## What you have to do
Quote the full listing word for word.

## Records shown
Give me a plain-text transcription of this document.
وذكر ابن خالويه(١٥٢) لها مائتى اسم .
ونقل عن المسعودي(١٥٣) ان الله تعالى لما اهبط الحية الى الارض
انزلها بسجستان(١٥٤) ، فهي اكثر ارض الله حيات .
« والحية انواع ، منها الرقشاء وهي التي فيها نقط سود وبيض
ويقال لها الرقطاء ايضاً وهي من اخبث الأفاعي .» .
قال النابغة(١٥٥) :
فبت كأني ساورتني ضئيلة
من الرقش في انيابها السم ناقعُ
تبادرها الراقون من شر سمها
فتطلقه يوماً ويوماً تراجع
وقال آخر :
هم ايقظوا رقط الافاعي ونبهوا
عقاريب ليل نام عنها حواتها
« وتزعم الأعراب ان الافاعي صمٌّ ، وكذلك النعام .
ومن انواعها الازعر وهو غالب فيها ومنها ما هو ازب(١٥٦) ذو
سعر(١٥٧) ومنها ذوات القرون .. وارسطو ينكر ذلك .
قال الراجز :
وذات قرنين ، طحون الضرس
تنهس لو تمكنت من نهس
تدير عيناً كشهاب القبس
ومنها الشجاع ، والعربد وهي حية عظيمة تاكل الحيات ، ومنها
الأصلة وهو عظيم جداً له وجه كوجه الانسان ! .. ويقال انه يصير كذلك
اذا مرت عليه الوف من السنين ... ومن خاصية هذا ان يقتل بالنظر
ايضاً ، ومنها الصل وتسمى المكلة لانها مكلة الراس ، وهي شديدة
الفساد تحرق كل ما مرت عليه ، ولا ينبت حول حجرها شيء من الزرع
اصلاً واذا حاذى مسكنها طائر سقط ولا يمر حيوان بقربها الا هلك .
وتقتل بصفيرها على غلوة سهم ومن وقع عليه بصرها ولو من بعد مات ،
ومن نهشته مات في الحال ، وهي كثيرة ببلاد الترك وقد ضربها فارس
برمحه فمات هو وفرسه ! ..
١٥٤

## Solution to this exercise
Give me a plain-text transcription of this document.
وذكر ابن خالويه(١٥٢) لها مائتى اسم .
ونقل عن المسعودي(١٥٣) ان الله تعالى لما اهبط الحية الى الارض
انزلها بسجستان(١٥٤) ، فهي اكثر ارض الله حيات .
« والحية انواع ، منها الرقشاء وهي التي فيها نقط سود وبيض
ويقال لها الرقطاء ايضاً وهي من اخبث الأفاعي .» .
قال النابغة(١٥٥) :
فبت كأني ساورتني ضئيلة
من الرقش في انيابها السم ناقعُ
تبادرها الراقون من شر سمها
فتطلقه يوماً ويوماً تراجع
وقال آخر :
هم ايقظوا رقط الافاعي ونبهوا
عقاريب ليل نام عنها حواتها
« وتزعم الأعراب ان الافاعي صمٌّ ، وكذلك النعام .
ومن انواعها الازعر وهو غالب فيها ومنها ما هو ازب(١٥٦) ذو
سعر(١٥٧) ومنها ذوات القرون .. وارسطو ينكر ذلك .
قال الراجز :
وذات قرنين ، طحون الضرس
تنهس لو تمكنت من نهس
تدير عيناً كشهاب القبس
ومنها الشجاع ، والعربد وهي حية عظيمة تاكل الحيات ، ومنها
الأصلة وهو عظيم جداً له وجه كوجه الانسان ! .. ويقال انه يصير كذلك
اذا مرت عليه الوف من السنين ... ومن خاصية هذا ان يقتل بالنظر
ايضاً ، ومنها الصل وتسمى المكلة لانها مكلة الراس ، وهي شديدة
الفساد تحرق كل ما مرت عليه ، ولا ينبت حول حجرها شيء من الزرع
اصلاً واذا حاذى مسكنها طائر سقط ولا يمر حيوان بقربها الا هلك .
وتقتل بصفيرها على غلوة سهم ومن وقع عليه بصرها ولو من بعد مات ،
ومن نهشته مات في الحال ، وهي كثيرة ببلاد الترك وقد ضربها فارس
برمحه فمات هو وفرسه ! ..
١٥٤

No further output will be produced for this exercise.